What needs to be done:
Copy out the listing that follows, exact in every word, and skip the images.
=== Data provided ===
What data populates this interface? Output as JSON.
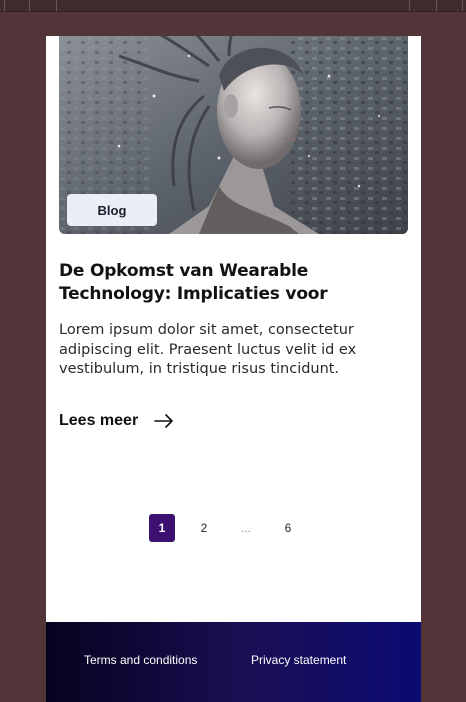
{
  "card": {
    "tag": "Blog",
    "title": "De Opkomst van Wearable Technology: Implicaties voor",
    "excerpt": "Lorem ipsum dolor sit amet, consectetur adipiscing elit. Praesent luctus velit id ex vestibulum, in tristique risus tincidunt.",
    "read_more": "Lees meer",
    "read_more_icon": "arrow-right-icon",
    "image": "cyborg-woman-illustration"
  },
  "pagination": {
    "pages": [
      "1",
      "2",
      "...",
      "6"
    ],
    "current": "1",
    "active_color": "#3b1070"
  },
  "footer": {
    "links": [
      "Terms and conditions",
      "Privacy statement"
    ]
  },
  "colors": {
    "background": "#523539",
    "surface": "#ffffff",
    "tag_background": "#eceef7"
  }
}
===
Full response:
What data populates this interface? Output as JSON.
{
  "card": {
    "tag": "Blog",
    "title": "De Opkomst van Wearable Technology: Implicaties voor",
    "excerpt": "Lorem ipsum dolor sit amet, consectetur adipiscing elit. Praesent luctus velit id ex vestibulum, in tristique risus tincidunt.",
    "read_more": "Lees meer",
    "read_more_icon": "arrow-right-icon",
    "image": "cyborg-woman-illustration"
  },
  "pagination": {
    "pages": [
      "1",
      "2",
      "...",
      "6"
    ],
    "current": "1",
    "active_color": "#3b1070"
  },
  "footer": {
    "links": [
      "Terms and conditions",
      "Privacy statement"
    ]
  },
  "colors": {
    "background": "#523539",
    "surface": "#ffffff",
    "tag_background": "#eceef7"
  }
}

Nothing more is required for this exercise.